Records contained in a dataset
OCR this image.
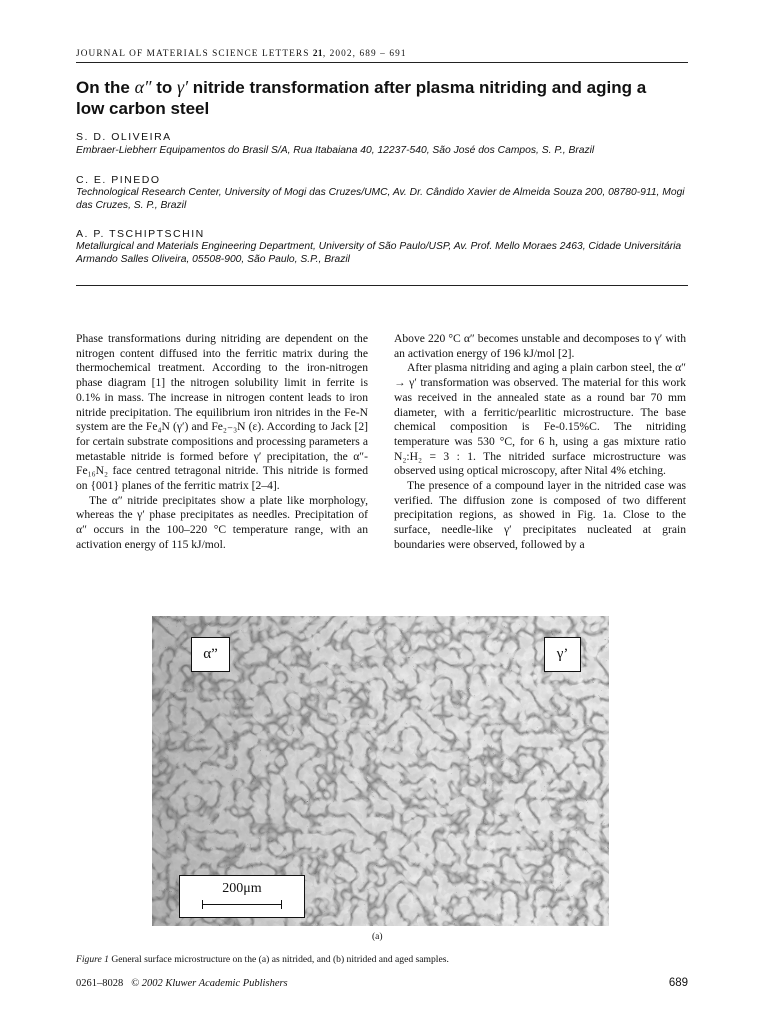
JOURNAL OF MATERIALS SCIENCE LETTERS 21, 2002, 689 – 691
On the α″ to γ′ nitride transformation after plasma nitriding and aging a low carbon steel
S. D. OLIVEIRA
Embraer-Liebherr Equipamentos do Brasil S/A, Rua Itabaiana 40, 12237-540, São José dos Campos, S. P., Brazil
C. E. PINEDO
Technological Research Center, University of Mogi das Cruzes/UMC, Av. Dr. Cândido Xavier de Almeida Souza 200, 08780-911, Mogi das Cruzes, S. P., Brazil
A. P. TSCHIPTSCHIN
Metallurgical and Materials Engineering Department, University of São Paulo/USP, Av. Prof. Mello Moraes 2463, Cidade Universitária Armando Salles Oliveira, 05508-900, São Paulo, S.P., Brazil

Phase transformations during nitriding are dependent on the nitrogen content diffused into the ferritic matrix during the thermochemical treatment. According to the iron-nitrogen phase diagram [1] the nitrogen solubility limit in ferrite is 0.1% in mass. The increase in nitrogen content leads to iron nitride precipitation. The equilibrium iron nitrides in the Fe-N system are the Fe₄N (γ′) and Fe₂₋₃N (ε). According to Jack [2] for certain substrate compositions and processing parameters a metastable nitride is formed before γ′ precipitation, the α″-Fe₁₆N₂ face centred tetragonal nitride. This nitride is formed on {001} planes of the ferritic matrix [2–4].

The α″ nitride precipitates show a plate like morphology, whereas the γ′ phase precipitates as needles. Precipitation of α″ occurs in the 100–220 °C temperature range, with an activation energy of 115 kJ/mol.

Above 220 °C α″ becomes unstable and decomposes to γ′ with an activation energy of 196 kJ/mol [2].

After plasma nitriding and aging a plain carbon steel, the α″ → γ′ transformation was observed. The material for this work was received in the annealed state as a round bar 70 mm diameter, with a ferritic/pearlitic microstructure. The base chemical composition is Fe-0.15%C. The nitriding temperature was 530 °C, for 6 h, using a gas mixture ratio N₂:H₂ = 3 : 1. The nitrided surface microstructure was observed using optical microscopy, after Nital 4% etching.

The presence of a compound layer in the nitrided case was verified. The diffusion zone is composed of two different precipitation regions, as showed in Fig. 1a. Close to the surface, needle-like γ′ precipitates nucleated at grain boundaries were observed, followed by a

α”	γ’
200μm
(a)
Figure 1 General surface microstructure on the (a) as nitrided, and (b) nitrided and aged samples.
0261–8028 © 2002 Kluwer Academic Publishers	689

### [WHAT THE TASK REQUIRES]
In the listing above, find the lines holding the word "after" and copy them.

### [WORKED ANSWER]
On the α″ to γ′ nitride transformation after plasma nitriding and aging a low carbon steel
After plasma nitriding and aging a plain carbon steel, the α″ → γ′ transformation was observed. The material for this work was received in the annealed state as a round bar 70 mm diameter, with a ferritic/pearlitic microstructure. The base chemical composition is Fe-0.15%C. The nitriding temperature was 530 °C, for 6 h, using a gas mixture ratio N₂:H₂ = 3 : 1. The nitrided surface microstructure was observed using optical microscopy, after Nital 4% etching.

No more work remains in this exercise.